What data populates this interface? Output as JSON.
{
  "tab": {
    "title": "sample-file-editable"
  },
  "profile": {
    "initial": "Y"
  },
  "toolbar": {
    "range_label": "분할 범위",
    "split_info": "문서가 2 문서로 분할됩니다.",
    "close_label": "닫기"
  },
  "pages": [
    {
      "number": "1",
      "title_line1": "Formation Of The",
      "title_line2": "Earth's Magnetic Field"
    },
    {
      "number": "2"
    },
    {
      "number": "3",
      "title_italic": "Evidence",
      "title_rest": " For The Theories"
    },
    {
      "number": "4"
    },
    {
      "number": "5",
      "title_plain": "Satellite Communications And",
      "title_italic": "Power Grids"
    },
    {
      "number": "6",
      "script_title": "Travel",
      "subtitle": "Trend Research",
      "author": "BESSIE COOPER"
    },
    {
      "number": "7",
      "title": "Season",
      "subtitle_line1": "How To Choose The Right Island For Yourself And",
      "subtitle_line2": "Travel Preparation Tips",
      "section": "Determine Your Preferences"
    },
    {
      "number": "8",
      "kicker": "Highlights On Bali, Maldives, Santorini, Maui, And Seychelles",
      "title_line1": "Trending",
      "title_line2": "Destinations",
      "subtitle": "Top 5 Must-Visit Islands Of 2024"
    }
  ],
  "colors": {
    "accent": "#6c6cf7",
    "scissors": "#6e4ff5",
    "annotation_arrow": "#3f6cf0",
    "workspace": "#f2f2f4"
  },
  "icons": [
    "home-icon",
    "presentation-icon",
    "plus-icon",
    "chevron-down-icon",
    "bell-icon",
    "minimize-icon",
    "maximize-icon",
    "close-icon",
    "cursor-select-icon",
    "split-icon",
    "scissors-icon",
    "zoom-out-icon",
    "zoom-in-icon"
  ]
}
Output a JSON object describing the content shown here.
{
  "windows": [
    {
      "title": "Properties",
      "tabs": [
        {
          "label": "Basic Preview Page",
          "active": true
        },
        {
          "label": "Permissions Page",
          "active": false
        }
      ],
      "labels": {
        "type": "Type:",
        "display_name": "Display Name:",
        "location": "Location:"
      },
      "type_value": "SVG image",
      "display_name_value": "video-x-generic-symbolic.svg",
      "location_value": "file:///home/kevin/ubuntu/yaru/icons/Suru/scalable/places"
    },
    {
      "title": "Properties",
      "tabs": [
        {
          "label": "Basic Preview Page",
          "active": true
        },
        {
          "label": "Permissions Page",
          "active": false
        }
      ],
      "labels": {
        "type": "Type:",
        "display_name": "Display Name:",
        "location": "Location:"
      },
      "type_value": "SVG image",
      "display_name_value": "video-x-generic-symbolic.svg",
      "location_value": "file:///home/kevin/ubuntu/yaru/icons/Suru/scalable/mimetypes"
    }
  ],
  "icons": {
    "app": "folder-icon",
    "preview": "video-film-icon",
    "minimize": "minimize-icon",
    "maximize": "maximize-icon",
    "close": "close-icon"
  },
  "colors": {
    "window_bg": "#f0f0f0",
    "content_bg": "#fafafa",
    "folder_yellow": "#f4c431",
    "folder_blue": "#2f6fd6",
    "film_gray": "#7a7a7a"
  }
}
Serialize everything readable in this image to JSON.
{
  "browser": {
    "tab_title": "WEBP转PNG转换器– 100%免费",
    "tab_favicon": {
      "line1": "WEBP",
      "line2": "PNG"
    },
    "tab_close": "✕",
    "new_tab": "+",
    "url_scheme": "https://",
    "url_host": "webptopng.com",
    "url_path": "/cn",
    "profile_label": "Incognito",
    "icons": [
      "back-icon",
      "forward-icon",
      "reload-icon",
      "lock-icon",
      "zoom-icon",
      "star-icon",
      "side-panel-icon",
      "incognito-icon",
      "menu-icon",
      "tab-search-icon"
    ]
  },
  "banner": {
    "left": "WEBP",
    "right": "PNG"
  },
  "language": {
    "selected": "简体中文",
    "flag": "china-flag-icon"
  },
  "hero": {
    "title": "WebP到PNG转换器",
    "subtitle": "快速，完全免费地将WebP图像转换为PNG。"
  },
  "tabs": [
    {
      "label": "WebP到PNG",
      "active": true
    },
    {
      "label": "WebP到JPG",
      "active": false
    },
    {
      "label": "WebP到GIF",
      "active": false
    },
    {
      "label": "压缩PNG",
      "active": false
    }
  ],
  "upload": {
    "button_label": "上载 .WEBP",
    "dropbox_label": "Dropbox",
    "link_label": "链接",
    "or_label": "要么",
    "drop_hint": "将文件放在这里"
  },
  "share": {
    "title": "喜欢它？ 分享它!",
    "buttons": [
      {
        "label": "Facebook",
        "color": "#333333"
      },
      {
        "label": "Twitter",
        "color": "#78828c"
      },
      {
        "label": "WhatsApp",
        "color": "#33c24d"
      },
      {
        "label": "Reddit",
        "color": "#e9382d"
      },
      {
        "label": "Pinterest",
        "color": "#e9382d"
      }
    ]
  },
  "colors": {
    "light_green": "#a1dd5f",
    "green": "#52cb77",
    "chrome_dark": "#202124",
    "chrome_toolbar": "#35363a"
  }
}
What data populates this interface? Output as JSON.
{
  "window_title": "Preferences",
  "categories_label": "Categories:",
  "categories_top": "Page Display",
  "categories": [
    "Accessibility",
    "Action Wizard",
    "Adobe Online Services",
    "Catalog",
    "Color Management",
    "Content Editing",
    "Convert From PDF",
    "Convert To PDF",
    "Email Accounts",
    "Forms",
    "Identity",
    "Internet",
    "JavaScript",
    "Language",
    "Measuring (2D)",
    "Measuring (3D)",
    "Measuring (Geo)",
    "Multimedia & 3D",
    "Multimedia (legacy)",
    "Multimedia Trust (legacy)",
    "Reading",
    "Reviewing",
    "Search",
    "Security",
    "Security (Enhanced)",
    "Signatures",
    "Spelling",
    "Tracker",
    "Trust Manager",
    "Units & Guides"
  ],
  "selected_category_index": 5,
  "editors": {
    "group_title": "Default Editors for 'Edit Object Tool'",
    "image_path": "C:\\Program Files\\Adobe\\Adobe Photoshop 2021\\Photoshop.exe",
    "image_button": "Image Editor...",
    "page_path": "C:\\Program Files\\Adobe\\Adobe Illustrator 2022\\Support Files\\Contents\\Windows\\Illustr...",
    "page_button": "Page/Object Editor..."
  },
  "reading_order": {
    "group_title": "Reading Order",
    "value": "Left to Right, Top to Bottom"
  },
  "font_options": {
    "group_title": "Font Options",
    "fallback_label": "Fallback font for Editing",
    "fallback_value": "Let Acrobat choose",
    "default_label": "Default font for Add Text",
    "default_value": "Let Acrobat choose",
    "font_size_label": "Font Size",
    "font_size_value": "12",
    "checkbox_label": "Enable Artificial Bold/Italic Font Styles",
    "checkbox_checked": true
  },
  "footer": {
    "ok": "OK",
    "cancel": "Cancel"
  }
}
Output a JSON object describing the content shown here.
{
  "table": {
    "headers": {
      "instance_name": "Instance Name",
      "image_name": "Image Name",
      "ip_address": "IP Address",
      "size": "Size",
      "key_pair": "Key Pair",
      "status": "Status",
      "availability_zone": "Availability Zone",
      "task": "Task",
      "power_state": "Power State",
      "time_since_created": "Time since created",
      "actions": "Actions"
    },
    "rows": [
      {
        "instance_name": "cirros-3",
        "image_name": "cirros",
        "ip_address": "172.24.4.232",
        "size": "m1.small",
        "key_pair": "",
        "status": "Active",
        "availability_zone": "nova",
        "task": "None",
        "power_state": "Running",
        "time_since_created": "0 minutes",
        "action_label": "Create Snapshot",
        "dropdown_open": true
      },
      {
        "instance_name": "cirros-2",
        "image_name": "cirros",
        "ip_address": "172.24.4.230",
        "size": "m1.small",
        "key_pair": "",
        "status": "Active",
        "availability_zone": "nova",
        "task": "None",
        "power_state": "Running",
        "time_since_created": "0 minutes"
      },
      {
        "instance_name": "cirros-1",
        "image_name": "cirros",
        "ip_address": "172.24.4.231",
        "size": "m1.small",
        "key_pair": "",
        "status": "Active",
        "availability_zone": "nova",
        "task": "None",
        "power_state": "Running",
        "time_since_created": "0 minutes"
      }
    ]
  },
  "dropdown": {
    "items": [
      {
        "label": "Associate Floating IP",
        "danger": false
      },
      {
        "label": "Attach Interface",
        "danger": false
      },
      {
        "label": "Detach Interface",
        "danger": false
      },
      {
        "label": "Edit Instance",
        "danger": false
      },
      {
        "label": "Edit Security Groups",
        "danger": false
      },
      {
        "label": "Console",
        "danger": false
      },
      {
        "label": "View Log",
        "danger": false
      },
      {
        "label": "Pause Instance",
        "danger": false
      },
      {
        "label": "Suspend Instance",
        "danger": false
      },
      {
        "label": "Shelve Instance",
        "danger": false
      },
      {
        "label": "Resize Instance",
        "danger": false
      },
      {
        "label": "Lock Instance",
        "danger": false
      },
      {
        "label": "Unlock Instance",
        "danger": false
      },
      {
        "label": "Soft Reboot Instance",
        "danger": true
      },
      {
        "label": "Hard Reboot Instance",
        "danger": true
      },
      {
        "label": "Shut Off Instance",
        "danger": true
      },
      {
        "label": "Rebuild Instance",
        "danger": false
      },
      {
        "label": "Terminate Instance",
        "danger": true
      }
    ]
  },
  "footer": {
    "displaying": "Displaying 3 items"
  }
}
===============
§ **BRIEF**:
Look through the material above. Copy each line where the word "minimize" appears.

§ **SOLUTION TO THE EXERCISE**:
    "minimize-icon",
    "minimize": "minimize-icon",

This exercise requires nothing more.